» **Task directions**
Filter the records below and copy every line containing the word "Output".

____________________

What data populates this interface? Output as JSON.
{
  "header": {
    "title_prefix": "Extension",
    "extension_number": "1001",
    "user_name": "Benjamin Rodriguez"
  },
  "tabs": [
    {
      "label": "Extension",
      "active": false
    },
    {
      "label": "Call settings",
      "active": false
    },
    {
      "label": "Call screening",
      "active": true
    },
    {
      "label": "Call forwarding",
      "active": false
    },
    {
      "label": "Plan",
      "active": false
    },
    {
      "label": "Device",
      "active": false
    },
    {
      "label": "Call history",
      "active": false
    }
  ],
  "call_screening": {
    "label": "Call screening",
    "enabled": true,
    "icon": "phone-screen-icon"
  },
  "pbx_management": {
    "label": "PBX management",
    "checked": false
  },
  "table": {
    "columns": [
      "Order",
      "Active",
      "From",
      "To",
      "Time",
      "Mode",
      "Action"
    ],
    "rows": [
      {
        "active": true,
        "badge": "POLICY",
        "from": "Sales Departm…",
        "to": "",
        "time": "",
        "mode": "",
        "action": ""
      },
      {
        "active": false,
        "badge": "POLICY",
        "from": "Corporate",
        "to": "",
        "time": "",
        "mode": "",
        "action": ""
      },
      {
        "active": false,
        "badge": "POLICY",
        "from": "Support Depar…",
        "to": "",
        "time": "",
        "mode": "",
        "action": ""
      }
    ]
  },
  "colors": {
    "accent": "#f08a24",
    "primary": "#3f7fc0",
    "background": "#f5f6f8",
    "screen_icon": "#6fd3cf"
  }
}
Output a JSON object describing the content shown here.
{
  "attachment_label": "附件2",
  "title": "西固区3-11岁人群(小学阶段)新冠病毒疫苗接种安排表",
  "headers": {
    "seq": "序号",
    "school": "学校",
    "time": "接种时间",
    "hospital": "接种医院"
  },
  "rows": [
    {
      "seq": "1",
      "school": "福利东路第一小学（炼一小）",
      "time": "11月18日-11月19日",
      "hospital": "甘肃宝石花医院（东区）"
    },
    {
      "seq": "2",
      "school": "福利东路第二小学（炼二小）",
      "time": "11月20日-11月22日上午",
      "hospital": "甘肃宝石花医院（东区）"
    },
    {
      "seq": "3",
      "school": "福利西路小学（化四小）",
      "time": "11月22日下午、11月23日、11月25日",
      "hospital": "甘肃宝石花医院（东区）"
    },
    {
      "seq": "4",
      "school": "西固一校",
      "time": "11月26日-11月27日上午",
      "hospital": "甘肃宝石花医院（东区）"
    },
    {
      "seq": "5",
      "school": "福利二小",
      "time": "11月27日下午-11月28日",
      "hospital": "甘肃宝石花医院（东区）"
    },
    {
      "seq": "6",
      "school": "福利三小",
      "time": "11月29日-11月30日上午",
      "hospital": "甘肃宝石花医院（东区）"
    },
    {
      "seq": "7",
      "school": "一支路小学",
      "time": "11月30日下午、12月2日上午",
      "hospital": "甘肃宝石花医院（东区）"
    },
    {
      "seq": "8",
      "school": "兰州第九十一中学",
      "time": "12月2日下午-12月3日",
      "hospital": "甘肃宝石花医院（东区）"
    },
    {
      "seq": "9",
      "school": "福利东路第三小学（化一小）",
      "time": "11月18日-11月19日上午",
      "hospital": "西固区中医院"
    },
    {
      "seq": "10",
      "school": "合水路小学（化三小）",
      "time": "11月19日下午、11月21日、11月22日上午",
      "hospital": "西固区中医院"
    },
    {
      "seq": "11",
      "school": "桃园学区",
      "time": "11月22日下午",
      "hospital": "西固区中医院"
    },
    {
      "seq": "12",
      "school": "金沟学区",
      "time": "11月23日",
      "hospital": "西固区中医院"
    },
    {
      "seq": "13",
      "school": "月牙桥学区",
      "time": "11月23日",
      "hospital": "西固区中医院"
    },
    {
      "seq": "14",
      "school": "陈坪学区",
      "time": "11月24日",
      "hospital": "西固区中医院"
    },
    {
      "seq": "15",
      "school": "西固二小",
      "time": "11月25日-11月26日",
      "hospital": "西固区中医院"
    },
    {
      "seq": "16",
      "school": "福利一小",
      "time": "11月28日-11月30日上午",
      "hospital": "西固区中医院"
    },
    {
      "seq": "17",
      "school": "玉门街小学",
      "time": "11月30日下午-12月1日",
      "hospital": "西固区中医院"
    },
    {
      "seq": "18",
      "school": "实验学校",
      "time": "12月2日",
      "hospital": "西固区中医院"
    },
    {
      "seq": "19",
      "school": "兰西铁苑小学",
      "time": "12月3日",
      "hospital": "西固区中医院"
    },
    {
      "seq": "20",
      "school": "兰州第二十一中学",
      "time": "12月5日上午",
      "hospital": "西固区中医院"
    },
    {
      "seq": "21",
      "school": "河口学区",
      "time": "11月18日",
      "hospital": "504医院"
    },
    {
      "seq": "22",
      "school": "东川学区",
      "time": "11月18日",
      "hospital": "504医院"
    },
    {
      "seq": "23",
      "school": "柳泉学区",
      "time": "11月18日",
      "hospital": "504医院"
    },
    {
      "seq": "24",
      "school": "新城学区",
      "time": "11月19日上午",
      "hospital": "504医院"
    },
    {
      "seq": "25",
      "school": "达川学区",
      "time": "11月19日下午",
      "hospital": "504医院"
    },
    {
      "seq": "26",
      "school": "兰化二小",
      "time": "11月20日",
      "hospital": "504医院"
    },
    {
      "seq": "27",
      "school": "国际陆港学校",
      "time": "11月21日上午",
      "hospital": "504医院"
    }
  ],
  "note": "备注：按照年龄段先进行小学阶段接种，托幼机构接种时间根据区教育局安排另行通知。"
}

____________________

» **Solution to this exercise**
What data populates this interface? Output as JSON.
Output a JSON object describing the content shown here.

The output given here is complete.